Start of READING TEXT

Background information
- Born: Benjamin Arthur McKee April 7, 1985 (age 41) Forestville, California, U.S.
- Genres: Alternative rock; indie rock; pop rock; indie pop; electropop;
- Occupations: Musician; songwriter; record producer;
- Instruments: Bass; vocals; keyboards;
- Years active: 2009–present
- Labels: Interscope; Kidinakorner;
- Member of: Imagine Dragons
- Spouse: Mary (m. 2023);
- McKee's voice On the culture of Chile

= Ben McKee =

American musician (born 1985)

Benjamin Arthur McKee (born April 7, 1985) is an American musician, songwriter, and record producer. He is the bassist for the pop rock band Imagine Dragons.

==Early life==
McKee was raised in Forestville, California, and graduated from El Molino High School. He grew up playing acoustic guitar and violin, before picking up acoustic bass in fifth grade. In high school, he continued learning bass guitar as a member of a jazz trio, which influenced his decision to attend Berklee College of Music. While at Berklee, McKee played in a guitar performance ensemble with future Imagine Dragons bandmates Wayne Sermon and Daniel Platzman.

==Career==

In 2009, McKee was invited by Wayne Sermon to join Imagine Dragons, based out of Las Vegas. McKee dropped out of his final semester at Berklee to join the band, inviting Daniel Platzman to play drums, completing the lineup. The band relocated to Las Vegas performing and honing their craft nearly nightly as a lounge act. The band proceeded to earn a number of local accolades including "Best CD of 2011" (Vegas SEVEN), "Best Local Indie Band 2010" (Las Vegas Weekly), and "Las Vegas' Newest Must See Live Act" (Las Vegas CityLife). In November 2011 they signed with Interscope Records and began working with producer Alex da Kid.

In 2012 their debut album Night Visions brought the band mainstream success. It reached #2 on the Billboard 200 chart and won the Billboard Music Award for Best Rock Album (2014). Single "It's Time" became the band's first single reaching #15 Billboard Hot 100 and certified multi-platinum by the RIAA. Second single "Radioactive" reached #3 Billboard Hot 100 and was certified diamond by the RIAA, becoming the best selling rock song in the history of Nielsen SoundScan. Third single "Demons" reached #6 Billboard Hot 100 and was certified multi-platinum by the RIAA. Their album made the highest debut for a new rock band in six years (since 2006) and single Radioactive set a new record for longest time atop the Billboard Hot Rock Songs chart with 23 consecutive weeks. Tracks from the album topped the Billboard Rock Songs, Billboard Alternative Songs, and Billboard Pop Songs charts. Radioactive was also nominated for two Grammy Awards, winning the Grammy Award for Best Rock Performance. In 2015, Imagine Dragons' second album Smoke + Mirrors reached #1 on the Billboard 200, UK Albums Chart, and Canadian Albums Chart. Singles include "I Bet My Life", "Gold", and "Shots".

End of READING TEXT

EXERCISE SET |
1. In the Ben McKee article, which instrument did McKee take up in fifth grade?
2. Using the Ben McKee article, explain in one to three sentences why McKee chose to attend Berklee College of Music.
3. Resume the Ben McKee article after its final sentence.

Start of GIVEN ENTRIES

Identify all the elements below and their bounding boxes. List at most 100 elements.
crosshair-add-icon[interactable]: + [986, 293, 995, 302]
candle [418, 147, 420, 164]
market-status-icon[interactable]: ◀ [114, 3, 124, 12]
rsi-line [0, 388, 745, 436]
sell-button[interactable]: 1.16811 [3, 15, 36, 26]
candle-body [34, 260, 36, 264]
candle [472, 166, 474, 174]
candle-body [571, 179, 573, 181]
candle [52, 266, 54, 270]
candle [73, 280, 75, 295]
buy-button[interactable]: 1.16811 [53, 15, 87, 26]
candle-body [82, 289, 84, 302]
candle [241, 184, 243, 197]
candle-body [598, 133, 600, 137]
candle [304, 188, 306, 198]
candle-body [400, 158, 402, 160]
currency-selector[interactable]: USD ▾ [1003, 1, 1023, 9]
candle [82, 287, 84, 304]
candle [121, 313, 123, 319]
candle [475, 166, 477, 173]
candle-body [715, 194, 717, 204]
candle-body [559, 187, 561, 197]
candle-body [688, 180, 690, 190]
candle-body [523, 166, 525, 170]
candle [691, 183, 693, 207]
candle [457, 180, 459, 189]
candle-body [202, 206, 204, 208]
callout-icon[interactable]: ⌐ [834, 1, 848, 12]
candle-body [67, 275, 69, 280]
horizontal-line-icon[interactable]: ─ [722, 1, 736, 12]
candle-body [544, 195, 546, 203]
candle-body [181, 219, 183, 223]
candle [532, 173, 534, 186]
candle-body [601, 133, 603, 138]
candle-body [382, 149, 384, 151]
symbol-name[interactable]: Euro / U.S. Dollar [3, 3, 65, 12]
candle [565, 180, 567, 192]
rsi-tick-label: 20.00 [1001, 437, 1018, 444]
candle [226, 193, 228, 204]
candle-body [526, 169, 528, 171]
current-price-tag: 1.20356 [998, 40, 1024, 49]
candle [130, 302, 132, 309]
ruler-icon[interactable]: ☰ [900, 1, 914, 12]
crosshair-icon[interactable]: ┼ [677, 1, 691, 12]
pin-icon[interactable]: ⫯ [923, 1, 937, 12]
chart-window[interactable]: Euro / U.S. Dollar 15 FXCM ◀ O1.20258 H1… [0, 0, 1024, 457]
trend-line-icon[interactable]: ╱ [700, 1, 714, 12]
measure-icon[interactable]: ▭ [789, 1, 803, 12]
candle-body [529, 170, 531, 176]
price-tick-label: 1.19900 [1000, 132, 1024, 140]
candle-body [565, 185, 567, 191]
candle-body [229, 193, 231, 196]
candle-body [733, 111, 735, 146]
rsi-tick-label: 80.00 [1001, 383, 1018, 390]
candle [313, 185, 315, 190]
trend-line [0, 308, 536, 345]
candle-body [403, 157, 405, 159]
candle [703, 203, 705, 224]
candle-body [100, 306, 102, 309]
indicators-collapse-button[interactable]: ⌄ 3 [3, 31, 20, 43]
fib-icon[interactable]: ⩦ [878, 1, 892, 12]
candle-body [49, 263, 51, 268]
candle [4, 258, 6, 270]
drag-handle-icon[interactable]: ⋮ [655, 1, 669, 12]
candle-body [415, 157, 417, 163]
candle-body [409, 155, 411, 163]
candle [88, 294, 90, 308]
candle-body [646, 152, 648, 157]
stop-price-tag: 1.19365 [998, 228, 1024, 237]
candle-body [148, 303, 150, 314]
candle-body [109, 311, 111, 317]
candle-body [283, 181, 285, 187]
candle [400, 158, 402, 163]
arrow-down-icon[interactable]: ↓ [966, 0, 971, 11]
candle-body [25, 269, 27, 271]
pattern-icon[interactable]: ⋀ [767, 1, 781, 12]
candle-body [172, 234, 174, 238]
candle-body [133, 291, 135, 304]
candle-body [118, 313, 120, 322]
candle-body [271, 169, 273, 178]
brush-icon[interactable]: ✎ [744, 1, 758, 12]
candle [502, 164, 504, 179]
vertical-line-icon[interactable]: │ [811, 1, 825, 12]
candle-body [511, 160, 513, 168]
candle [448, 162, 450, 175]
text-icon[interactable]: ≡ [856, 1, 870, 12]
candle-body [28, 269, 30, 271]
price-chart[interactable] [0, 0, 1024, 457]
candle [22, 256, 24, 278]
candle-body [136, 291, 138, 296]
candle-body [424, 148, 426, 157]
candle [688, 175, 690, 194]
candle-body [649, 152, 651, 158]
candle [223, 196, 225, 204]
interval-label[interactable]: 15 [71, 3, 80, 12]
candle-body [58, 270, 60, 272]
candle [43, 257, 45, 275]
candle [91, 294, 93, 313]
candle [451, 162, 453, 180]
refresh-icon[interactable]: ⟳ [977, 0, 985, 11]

End of GIVEN ENTRIES

ANSWERS TO THE EXERCISE |
1. He took up acoustic bass.

2. In high school, McKee kept learning bass guitar as a member of a jazz trio. That experience influenced his decision to attend Berklee College of Music.

3.
Since then, the band has released four more albums: Evolve (2017), Origins (2018), Mercury - Acts 1 & 2 (2022), and Loom (2024). Imagine Dragons has also contributed songs to several film soundtracks, including "Ready Aim Fire" for Iron Man 3, "Who We Are" for Hunger Games: Catching Fire and "Battle Cry" for Transformers: Age of Extinction. In addition, in September 2014, "Warriors" was released by Riot Games along with an animated music video promoting the League of Legends World Championships. They also collaborated with Riot Games and J.I.D and in October 2021 released Enemy, the theme song of Arcane, the League of Legends animated TV series. In August 2023, a collaboration with Bethesda Softworks produced Children of the Sky, a song using the theme of and inspired by Starfield.

== Philanthropy ==
In February 2021, McKee pledged to donate $1,000 a day to worthy causes for a year. Some of his donations have been to causes that aid Latino families (UndocuFund), that mentor LGBTQIA+ youth (Positive Images), food providers (Redwood Empire Food Bank and Food for Thought), and wildlife rescue (Bird Rescue Center).

== Personal life ==
In 2023, McKee married long term partner Mary. They have two children together - a daughter, Calliope, born in 2024, and a son, Forrest, born in 2026.